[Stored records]
>> Begin
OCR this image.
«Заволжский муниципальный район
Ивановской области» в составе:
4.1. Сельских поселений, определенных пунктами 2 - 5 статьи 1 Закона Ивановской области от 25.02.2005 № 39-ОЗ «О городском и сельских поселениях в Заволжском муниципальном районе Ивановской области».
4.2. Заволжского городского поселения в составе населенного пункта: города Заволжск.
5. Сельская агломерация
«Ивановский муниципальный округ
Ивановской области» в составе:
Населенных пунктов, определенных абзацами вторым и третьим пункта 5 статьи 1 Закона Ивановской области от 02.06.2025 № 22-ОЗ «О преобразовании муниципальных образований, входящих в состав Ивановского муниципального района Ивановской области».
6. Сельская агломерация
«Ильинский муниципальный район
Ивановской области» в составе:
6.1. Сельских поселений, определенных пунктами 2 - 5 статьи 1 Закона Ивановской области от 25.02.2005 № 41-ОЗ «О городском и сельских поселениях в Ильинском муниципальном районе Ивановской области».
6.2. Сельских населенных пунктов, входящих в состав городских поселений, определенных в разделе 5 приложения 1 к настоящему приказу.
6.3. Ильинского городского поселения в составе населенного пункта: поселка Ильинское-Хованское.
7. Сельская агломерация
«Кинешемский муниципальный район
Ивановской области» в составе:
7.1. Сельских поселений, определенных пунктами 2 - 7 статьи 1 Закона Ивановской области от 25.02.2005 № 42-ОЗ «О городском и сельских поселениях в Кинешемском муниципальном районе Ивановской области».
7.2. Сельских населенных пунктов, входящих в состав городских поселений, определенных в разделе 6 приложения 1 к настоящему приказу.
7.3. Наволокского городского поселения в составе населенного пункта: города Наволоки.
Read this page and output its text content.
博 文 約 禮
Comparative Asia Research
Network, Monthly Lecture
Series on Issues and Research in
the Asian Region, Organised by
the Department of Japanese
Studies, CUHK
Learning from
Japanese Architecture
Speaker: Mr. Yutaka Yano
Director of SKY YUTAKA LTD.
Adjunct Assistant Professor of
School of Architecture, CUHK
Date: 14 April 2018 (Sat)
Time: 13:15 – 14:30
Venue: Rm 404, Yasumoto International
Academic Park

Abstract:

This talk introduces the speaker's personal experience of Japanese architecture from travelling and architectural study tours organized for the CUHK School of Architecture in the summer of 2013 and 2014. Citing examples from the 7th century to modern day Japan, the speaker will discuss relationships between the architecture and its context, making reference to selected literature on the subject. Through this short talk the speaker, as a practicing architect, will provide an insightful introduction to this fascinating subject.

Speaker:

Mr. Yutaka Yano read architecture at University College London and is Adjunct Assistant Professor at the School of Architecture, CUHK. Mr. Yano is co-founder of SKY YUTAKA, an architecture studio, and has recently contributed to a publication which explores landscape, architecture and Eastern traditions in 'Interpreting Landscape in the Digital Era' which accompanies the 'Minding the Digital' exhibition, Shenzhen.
>> End
WHAT THE EXERCISE ASKS
Copy every line verbatim.

OUTPUT OF THE EXERCISE
OCR this image.
«Заволжский муниципальный район
Ивановской области» в составе:
4.1. Сельских поселений, определенных пунктами 2 - 5 статьи 1 Закона Ивановской области от 25.02.2005 № 39-ОЗ «О городском и сельских поселениях в Заволжском муниципальном районе Ивановской области».
4.2. Заволжского городского поселения в составе населенного пункта: города Заволжск.
5. Сельская агломерация
«Ивановский муниципальный округ
Ивановской области» в составе:
Населенных пунктов, определенных абзацами вторым и третьим пункта 5 статьи 1 Закона Ивановской области от 02.06.2025 № 22-ОЗ «О преобразовании муниципальных образований, входящих в состав Ивановского муниципального района Ивановской области».
6. Сельская агломерация
«Ильинский муниципальный район
Ивановской области» в составе:
6.1. Сельских поселений, определенных пунктами 2 - 5 статьи 1 Закона Ивановской области от 25.02.2005 № 41-ОЗ «О городском и сельских поселениях в Ильинском муниципальном районе Ивановской области».
6.2. Сельских населенных пунктов, входящих в состав городских поселений, определенных в разделе 5 приложения 1 к настоящему приказу.
6.3. Ильинского городского поселения в составе населенного пункта: поселка Ильинское-Хованское.
7. Сельская агломерация
«Кинешемский муниципальный район
Ивановской области» в составе:
7.1. Сельских поселений, определенных пунктами 2 - 7 статьи 1 Закона Ивановской области от 25.02.2005 № 42-ОЗ «О городском и сельских поселениях в Кинешемском муниципальном районе Ивановской области».
7.2. Сельских населенных пунктов, входящих в состав городских поселений, определенных в разделе 6 приложения 1 к настоящему приказу.
7.3. Наволокского городского поселения в составе населенного пункта: города Наволоки.
Read this page and output its text content.
博 文 約 禮
Comparative Asia Research
Network, Monthly Lecture
Series on Issues and Research in
the Asian Region, Organised by
the Department of Japanese
Studies, CUHK
Learning from
Japanese Architecture
Speaker: Mr. Yutaka Yano
Director of SKY YUTAKA LTD.
Adjunct Assistant Professor of
School of Architecture, CUHK
Date: 14 April 2018 (Sat)
Time: 13:15 – 14:30
Venue: Rm 404, Yasumoto International
Academic Park

Abstract:

This talk introduces the speaker's personal experience of Japanese architecture from travelling and architectural study tours organized for the CUHK School of Architecture in the summer of 2013 and 2014. Citing examples from the 7th century to modern day Japan, the speaker will discuss relationships between the architecture and its context, making reference to selected literature on the subject. Through this short talk the speaker, as a practicing architect, will provide an insightful introduction to this fascinating subject.

Speaker:

Mr. Yutaka Yano read architecture at University College London and is Adjunct Assistant Professor at the School of Architecture, CUHK. Mr. Yano is co-founder of SKY YUTAKA, an architecture studio, and has recently contributed to a publication which explores landscape, architecture and Eastern traditions in 'Interpreting Landscape in the Digital Era' which accompanies the 'Minding the Digital' exhibition, Shenzhen.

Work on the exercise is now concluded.